### Data in this exercise

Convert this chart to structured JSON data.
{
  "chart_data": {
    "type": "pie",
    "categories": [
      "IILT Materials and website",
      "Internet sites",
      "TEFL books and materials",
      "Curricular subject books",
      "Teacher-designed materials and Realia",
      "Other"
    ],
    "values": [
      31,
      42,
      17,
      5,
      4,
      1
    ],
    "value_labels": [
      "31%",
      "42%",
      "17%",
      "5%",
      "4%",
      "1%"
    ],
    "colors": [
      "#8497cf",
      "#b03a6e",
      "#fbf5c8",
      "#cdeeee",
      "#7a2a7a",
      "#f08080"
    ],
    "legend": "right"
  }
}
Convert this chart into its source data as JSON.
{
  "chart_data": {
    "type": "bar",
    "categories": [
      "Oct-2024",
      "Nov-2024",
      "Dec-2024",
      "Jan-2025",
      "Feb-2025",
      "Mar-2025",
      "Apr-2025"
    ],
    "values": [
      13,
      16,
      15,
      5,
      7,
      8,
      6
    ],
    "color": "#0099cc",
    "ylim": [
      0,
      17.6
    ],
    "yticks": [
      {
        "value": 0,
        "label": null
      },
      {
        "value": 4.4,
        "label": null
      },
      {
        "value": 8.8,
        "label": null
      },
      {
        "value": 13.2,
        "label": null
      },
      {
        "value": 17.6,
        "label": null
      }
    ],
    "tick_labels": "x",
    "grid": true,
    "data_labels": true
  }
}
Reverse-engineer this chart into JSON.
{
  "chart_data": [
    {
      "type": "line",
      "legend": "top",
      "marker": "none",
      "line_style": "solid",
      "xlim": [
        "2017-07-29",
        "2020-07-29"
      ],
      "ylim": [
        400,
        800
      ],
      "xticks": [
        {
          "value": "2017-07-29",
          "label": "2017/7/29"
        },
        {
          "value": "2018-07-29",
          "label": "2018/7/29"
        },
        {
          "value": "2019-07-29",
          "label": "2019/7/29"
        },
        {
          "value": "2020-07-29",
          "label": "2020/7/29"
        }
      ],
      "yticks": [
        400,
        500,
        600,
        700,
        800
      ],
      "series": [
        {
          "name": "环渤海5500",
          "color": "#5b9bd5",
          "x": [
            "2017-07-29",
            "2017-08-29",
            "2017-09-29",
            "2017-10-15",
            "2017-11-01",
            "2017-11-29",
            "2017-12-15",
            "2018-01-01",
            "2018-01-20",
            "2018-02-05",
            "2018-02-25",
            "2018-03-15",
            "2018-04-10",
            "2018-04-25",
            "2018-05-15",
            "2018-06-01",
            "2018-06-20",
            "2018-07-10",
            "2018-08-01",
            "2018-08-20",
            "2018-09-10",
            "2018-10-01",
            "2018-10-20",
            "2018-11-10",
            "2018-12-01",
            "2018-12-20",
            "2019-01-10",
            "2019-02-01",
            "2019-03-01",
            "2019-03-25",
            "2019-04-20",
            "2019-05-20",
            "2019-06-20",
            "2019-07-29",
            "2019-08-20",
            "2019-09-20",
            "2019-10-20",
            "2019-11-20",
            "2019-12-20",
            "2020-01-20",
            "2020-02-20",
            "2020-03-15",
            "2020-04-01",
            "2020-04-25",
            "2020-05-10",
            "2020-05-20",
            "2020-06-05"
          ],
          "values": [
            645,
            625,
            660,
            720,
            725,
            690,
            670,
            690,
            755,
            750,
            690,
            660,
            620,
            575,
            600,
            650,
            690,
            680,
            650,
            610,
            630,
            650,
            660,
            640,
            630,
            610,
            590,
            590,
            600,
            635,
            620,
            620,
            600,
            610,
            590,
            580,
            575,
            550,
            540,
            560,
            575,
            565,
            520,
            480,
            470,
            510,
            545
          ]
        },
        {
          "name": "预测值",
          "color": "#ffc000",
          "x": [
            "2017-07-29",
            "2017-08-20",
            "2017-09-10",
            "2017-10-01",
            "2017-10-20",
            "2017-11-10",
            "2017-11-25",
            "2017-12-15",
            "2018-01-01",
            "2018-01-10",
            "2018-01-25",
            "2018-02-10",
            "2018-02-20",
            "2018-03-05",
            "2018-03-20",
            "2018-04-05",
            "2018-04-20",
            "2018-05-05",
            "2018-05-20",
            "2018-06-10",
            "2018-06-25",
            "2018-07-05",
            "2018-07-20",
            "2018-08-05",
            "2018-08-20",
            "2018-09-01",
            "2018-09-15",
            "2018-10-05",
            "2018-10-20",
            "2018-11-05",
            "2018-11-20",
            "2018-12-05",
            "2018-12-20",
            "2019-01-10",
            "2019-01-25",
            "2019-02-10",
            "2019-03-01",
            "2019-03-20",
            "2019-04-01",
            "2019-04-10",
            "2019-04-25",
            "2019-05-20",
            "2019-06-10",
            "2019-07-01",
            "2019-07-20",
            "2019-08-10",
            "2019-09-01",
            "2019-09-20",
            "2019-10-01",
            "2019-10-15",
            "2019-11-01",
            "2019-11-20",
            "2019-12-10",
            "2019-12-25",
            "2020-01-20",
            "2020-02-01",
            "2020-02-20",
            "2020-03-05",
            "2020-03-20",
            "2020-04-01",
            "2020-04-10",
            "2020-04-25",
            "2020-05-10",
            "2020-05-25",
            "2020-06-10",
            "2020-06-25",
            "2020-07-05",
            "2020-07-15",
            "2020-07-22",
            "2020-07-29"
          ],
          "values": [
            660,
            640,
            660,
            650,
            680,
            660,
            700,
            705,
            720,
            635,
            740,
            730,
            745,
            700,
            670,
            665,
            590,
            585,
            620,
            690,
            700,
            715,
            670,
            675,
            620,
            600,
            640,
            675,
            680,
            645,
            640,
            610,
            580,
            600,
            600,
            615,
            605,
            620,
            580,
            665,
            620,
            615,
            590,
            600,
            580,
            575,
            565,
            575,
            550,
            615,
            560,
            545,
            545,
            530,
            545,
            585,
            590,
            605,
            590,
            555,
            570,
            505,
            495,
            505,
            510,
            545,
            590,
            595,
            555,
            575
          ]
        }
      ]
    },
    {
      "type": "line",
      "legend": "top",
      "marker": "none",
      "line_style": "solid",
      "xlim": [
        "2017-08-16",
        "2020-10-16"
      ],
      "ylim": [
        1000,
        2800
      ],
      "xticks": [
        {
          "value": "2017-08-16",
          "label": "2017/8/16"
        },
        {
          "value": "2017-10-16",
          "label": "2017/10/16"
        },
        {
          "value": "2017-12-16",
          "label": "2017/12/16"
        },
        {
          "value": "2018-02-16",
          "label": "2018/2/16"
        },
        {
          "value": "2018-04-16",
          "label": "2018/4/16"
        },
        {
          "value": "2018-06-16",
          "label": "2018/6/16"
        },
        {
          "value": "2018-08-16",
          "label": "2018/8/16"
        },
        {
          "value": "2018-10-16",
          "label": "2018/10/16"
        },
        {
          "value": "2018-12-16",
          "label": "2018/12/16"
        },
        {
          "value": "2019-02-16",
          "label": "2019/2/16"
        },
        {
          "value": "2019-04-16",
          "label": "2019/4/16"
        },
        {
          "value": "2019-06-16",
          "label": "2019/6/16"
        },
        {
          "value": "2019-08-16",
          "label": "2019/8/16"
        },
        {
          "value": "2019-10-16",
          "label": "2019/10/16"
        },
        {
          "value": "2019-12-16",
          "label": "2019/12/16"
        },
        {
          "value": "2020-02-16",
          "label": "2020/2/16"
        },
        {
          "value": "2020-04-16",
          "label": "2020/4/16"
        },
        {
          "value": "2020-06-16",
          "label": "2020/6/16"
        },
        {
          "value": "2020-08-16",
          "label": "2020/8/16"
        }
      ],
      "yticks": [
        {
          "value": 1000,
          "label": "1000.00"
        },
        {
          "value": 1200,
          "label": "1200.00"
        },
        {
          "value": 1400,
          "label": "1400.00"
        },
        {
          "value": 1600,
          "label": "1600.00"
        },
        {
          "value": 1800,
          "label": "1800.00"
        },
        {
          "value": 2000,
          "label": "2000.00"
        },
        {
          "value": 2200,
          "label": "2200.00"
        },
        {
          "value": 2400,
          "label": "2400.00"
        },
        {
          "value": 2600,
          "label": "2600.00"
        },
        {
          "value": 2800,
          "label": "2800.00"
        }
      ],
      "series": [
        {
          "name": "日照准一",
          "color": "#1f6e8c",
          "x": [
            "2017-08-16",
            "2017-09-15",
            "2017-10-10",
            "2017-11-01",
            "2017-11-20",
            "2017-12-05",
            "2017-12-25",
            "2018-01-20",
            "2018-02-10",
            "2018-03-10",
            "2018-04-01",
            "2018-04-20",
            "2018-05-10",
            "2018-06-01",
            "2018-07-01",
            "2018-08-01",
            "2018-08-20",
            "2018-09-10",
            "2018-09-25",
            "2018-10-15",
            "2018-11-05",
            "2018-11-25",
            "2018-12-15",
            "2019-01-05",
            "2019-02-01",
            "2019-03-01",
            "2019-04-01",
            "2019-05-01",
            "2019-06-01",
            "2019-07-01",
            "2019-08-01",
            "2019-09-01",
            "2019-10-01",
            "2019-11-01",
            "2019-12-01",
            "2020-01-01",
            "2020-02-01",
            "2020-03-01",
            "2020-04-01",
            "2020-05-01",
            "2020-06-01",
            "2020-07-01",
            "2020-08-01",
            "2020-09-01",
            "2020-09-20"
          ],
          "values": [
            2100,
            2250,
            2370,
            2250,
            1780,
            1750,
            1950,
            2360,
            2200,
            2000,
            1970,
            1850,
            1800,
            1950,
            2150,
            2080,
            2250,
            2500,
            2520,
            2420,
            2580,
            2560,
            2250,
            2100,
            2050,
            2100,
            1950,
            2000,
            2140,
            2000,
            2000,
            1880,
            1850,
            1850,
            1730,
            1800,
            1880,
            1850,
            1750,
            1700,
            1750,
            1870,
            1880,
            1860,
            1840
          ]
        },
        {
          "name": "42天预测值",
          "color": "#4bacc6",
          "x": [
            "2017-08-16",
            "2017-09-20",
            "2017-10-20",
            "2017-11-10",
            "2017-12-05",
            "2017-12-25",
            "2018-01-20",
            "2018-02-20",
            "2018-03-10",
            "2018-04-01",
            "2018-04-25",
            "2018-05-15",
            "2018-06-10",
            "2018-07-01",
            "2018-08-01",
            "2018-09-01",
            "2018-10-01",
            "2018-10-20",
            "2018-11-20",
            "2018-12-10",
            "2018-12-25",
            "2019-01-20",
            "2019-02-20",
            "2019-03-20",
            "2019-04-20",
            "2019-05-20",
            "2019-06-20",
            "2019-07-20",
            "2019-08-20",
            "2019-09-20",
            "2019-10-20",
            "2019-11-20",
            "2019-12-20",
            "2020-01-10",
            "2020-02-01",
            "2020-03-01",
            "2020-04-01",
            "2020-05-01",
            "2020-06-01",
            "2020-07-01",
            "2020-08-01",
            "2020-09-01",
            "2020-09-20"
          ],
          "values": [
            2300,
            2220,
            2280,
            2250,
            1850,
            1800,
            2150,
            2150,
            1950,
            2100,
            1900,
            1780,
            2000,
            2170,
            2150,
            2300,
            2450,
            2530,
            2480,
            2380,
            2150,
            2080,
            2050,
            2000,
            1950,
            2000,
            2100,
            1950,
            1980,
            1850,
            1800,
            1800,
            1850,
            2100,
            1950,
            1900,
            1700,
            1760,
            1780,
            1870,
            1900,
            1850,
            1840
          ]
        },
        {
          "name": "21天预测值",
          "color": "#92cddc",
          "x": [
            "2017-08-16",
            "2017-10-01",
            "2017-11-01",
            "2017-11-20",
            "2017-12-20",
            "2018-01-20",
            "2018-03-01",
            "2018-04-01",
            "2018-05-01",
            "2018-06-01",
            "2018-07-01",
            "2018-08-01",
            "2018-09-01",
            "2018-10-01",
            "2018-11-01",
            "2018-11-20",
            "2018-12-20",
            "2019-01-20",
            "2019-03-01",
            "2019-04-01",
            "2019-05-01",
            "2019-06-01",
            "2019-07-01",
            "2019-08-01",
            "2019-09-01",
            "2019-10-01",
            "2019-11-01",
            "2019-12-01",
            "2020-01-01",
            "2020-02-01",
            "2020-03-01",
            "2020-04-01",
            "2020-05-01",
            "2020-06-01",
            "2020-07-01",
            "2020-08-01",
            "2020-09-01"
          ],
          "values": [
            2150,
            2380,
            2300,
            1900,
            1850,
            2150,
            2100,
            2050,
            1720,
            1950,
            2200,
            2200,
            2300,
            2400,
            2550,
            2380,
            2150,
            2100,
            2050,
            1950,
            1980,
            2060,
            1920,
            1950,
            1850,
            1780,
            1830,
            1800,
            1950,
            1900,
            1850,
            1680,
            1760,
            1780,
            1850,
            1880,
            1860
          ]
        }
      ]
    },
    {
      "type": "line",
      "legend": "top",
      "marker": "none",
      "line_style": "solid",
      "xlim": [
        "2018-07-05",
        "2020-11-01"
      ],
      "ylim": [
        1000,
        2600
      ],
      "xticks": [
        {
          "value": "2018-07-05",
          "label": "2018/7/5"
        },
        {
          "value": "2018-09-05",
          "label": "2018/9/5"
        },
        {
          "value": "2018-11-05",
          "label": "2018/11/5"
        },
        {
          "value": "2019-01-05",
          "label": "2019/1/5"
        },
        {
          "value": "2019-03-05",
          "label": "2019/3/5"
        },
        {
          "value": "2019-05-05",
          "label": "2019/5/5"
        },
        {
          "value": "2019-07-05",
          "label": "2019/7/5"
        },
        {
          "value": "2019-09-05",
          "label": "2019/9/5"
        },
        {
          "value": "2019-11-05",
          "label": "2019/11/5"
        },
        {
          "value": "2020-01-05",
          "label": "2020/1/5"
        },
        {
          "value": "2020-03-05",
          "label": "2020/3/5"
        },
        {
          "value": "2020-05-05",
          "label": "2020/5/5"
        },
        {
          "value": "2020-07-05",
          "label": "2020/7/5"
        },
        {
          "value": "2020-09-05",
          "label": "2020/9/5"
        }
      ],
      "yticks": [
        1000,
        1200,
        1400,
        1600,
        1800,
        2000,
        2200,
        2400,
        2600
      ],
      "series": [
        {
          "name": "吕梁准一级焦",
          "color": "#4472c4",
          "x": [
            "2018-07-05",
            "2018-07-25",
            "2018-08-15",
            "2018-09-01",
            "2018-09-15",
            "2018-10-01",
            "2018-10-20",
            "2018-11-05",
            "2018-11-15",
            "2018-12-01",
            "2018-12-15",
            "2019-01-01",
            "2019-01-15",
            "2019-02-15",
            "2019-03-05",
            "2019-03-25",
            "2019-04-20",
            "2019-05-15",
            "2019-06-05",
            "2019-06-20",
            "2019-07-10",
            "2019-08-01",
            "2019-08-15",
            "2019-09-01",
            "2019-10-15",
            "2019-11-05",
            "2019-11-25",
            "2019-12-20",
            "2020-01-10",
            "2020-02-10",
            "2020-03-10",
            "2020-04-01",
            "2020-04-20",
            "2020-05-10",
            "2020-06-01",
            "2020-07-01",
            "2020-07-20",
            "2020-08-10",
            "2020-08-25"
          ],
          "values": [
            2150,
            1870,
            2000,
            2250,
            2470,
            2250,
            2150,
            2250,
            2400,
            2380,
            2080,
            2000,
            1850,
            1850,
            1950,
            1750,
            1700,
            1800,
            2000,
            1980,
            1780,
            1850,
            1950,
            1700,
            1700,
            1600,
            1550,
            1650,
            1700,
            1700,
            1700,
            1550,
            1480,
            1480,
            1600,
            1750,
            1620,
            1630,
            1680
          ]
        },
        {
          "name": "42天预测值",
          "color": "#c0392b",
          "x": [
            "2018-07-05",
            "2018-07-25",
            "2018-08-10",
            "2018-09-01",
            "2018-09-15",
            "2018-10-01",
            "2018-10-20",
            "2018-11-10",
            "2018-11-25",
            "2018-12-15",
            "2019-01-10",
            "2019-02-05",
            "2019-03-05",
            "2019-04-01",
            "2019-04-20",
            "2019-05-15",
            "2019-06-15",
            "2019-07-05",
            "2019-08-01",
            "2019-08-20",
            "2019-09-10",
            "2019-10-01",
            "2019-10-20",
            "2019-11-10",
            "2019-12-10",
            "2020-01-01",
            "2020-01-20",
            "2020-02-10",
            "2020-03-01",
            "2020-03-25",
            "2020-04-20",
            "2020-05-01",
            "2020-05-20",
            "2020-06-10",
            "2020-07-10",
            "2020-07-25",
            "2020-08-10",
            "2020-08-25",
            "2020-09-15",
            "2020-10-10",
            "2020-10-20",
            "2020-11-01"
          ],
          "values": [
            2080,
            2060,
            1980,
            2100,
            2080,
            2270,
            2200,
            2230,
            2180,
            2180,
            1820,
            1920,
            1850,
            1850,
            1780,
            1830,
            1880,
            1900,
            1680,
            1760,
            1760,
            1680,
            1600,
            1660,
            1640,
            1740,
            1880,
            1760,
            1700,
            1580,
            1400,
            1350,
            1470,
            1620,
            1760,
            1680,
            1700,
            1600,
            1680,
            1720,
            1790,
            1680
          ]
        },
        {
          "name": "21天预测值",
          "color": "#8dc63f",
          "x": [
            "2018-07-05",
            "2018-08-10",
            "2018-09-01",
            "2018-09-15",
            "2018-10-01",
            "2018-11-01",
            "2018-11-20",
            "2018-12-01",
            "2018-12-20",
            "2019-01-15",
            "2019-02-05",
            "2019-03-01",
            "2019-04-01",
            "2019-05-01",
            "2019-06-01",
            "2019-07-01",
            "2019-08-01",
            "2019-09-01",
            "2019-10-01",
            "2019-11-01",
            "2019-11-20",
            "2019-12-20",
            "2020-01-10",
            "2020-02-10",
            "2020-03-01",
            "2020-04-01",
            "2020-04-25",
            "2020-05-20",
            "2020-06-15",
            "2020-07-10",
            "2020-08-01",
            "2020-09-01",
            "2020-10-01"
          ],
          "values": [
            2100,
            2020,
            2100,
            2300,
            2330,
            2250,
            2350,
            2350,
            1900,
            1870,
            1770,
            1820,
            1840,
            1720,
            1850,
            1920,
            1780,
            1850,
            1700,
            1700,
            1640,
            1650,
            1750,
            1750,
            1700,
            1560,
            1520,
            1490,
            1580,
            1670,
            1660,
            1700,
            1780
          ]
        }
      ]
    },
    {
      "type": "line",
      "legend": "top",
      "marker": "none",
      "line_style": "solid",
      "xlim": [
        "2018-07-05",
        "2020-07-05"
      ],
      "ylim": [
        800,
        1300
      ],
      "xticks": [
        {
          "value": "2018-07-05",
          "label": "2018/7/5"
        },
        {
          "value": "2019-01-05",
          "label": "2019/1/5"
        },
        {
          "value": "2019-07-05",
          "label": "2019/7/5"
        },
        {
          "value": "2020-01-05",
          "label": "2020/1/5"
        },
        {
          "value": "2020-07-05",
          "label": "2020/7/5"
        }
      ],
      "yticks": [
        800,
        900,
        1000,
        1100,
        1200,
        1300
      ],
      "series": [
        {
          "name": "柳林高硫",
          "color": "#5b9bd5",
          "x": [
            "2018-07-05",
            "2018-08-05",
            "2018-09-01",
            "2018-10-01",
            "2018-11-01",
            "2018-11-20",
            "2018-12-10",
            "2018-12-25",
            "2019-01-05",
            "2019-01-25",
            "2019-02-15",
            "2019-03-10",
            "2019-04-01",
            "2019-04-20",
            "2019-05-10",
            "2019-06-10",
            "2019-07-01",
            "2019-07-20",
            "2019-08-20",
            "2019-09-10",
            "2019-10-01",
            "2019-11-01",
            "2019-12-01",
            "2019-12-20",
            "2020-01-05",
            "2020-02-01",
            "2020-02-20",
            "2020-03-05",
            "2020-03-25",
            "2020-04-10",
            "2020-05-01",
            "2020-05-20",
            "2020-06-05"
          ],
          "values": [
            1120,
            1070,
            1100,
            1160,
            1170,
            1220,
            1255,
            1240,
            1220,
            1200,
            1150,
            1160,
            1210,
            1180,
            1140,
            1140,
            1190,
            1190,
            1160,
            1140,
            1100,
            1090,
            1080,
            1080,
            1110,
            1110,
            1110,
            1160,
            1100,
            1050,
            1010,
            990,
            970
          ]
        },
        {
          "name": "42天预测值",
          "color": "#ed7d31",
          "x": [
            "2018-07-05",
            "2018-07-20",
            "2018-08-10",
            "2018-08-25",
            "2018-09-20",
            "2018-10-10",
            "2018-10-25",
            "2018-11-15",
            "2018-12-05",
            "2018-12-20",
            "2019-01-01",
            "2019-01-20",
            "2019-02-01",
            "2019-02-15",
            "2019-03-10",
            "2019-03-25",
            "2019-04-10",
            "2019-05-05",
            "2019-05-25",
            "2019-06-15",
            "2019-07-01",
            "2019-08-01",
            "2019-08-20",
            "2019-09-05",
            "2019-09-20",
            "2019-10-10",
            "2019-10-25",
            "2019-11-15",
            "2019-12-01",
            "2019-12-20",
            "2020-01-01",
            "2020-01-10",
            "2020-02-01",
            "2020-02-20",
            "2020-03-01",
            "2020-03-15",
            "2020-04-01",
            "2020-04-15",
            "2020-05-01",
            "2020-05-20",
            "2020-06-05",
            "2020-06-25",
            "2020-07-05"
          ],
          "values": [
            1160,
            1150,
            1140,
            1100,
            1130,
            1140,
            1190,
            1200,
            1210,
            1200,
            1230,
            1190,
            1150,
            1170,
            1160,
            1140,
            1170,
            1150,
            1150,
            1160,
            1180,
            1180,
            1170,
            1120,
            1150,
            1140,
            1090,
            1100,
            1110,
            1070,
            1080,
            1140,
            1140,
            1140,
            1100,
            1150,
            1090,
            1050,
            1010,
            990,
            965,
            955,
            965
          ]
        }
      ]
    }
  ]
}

######

- **Exercise details**:
Find every line in the records above that holds the word "Convert", and copy each one.

- **The completed task**:
Convert this chart to structured JSON data.
Convert this chart into its source data as JSON.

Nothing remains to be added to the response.